--- begin Page text ---

Here is a use case of the second-day retention rate for app users. We measured the retention rate of the cohort ‘2024-07-01’, which represents the percentage of users who took the initial action on 2024-07-01 and returned on the second day, 2024-07-02.

WITH t_cohort AS (
      SELECT
         DATE_FORMAT(init_action.meta.dt, 'yyyy-MM-dd') AS cohort,
         init_action.app_install_id AS app_install_id,
         TO_TIMESTAMP(MIN(init_action.meta.dt)) AS first_action_dt
      FROM event.android_breadcrumbs_event AS init_action
      -- define the cohort window, here is one day
      WHERE year = 2024 AND month = 7 AND day =1
      -- define the initial action if needed
      --     AND action='{initial action name}'
      GROUP BY
         init_action.app_install_id,
         DATE_FORMAT(init_action.meta.dt, 'yyyy-MM-dd')
 ),
t_return AS (
    SELECT
        t_cohort.cohort, 
        t_cohort.app_install_id AS app_install_id,
        COUNT(return_action.dt) AS returns
    FROM t_cohort
    LEFT JOIN event.android_breadcrumbs_event AS return_action
        ON t_cohort.app_install_id = return_action.app_install_id
        -- define the return window
        AND TO_TIMESTAMP(return_action.meta.dt) >=
                t_cohort.first_action_dt + INTERVAL '1' DAY
        AND TO_TIMESTAMP(return_action.meta.dt) < 
                t_cohort.first_action_dt + INTERVAL '2' DAY
        -- define the return action if needed
	 -- AND action='{return action name}'
    GROUP BY cohort, t_cohort.app_install_id 
)

--- end Page text ---
--- begin Data provided ---

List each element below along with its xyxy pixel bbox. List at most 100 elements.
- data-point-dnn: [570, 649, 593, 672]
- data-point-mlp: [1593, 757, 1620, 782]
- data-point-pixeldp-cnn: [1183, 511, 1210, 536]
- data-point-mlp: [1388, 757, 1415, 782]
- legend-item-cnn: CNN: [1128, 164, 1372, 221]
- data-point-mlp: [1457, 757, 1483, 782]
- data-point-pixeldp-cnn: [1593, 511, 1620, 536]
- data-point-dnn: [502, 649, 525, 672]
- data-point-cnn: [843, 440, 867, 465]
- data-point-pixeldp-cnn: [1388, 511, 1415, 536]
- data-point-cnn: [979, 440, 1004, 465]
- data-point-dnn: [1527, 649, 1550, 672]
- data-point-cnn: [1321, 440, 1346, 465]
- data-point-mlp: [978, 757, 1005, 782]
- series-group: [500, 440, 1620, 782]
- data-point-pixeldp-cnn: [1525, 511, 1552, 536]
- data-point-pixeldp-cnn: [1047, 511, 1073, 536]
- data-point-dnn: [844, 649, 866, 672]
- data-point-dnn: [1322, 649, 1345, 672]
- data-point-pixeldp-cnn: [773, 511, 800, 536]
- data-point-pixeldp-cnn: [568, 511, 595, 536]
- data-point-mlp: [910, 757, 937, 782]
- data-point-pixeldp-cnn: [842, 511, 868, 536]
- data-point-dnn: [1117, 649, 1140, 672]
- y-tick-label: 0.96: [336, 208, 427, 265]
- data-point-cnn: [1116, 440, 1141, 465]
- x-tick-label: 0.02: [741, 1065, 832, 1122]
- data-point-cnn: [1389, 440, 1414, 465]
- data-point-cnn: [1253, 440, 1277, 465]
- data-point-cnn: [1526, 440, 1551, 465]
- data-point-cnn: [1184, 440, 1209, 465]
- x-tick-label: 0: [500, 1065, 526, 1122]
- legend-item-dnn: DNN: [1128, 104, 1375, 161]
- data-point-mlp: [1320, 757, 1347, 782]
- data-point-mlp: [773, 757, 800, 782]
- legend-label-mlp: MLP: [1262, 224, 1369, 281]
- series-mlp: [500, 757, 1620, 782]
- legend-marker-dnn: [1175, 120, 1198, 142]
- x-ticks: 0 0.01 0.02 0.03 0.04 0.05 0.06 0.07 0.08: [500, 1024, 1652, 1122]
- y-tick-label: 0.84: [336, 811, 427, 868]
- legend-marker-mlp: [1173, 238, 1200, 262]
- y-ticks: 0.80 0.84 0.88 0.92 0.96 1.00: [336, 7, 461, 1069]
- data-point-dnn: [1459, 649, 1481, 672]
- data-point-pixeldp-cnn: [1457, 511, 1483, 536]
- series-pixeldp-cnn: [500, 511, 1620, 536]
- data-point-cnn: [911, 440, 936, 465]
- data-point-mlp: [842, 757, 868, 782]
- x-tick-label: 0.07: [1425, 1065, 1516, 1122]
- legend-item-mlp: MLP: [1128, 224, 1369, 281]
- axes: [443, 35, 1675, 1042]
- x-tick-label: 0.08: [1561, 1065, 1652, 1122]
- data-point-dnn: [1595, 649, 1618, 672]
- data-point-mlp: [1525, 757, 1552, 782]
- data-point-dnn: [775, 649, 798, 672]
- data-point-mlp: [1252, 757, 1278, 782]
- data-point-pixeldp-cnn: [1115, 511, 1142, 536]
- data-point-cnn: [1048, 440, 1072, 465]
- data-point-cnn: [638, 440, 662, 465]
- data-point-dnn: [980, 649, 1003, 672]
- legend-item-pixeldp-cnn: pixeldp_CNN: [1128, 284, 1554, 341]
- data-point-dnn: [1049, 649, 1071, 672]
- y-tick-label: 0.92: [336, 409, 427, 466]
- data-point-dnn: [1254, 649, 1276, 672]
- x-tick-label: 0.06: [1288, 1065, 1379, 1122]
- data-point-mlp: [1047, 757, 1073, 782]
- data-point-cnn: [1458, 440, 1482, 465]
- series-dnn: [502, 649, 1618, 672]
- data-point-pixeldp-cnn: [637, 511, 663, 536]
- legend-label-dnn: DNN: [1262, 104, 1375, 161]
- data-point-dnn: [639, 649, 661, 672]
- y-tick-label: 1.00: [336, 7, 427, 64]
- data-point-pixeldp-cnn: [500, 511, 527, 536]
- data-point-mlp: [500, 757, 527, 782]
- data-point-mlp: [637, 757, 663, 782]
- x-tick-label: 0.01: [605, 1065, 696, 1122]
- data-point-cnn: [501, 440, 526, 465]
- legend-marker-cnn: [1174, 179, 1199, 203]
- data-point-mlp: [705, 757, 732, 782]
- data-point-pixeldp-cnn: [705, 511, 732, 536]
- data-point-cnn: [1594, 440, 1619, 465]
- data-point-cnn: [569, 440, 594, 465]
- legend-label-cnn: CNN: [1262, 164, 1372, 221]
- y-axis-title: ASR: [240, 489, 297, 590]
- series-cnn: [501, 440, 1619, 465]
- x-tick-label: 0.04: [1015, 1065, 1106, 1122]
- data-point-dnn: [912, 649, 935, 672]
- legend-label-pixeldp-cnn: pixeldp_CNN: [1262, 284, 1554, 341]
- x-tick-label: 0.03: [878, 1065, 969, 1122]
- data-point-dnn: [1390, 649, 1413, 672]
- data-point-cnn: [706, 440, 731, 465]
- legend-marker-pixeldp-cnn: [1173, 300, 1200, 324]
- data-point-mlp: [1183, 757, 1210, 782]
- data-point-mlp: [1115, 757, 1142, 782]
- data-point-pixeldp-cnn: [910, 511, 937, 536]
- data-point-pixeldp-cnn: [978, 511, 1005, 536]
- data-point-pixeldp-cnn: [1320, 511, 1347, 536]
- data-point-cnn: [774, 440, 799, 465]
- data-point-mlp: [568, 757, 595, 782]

--- end Data provided ---

What is required
Pick up the page on app retention right after its last line and keep writing. The rows have nothing to do with the page on app retention.

Answer to the task
SELECT 
    cohort, 
    SUM(IF(returns>0, 1,0)) AS returned_users, COUNT(app_install_id) AS cohort_users,
    ROUND(SUM(IF(returns>0, 1,0)) / COUNT(app_install_id) , 4) AS retention_rate
FROM t_return
GROUP BY cohort

Query example

Here is a use case of second-week retention rate for app users. We measured the retention rate of the cohort ‘2024-07-01 ~ 2024-07-07’, which represents the percentage of users who took the initial action during the week of 2024-07-01 and returned in the second week.

WITH t_cohort AS (
    SELECT
            init_action.app_install_id AS app_install_id,
            TO_TIMESTAMP(MIN(init_action.meta.dt)) AS first_action_dt
    FROM event.android_breadcrumbs_event AS init_action
    WHERE
            year = 2024 AND month = 7 AND day BETWEEN 1 AND 7
    GROUP BY
            init_action.app_install_id
),
t_return AS (
    SELECT
        t_cohort.app_install_id AS app_install_id,
        COUNT(return_action.dt) AS returns
    FROM t_cohort
    LEFT JOIN event.android_breadcrumbs_event AS return_action
        ON t_cohort.app_install_id = return_action.app_install_id
        AND TO_TIMESTAMP(return_action.meta.dt) >=
                t_cohort.first_action_dt + INTERVAL '7' DAY
        AND TO_TIMESTAMP(return_action.meta.dt) < 
                t_cohort.first_action_dt + INTERVAL '14' DAY
    GROUP BY t_cohort.app_install_id 
)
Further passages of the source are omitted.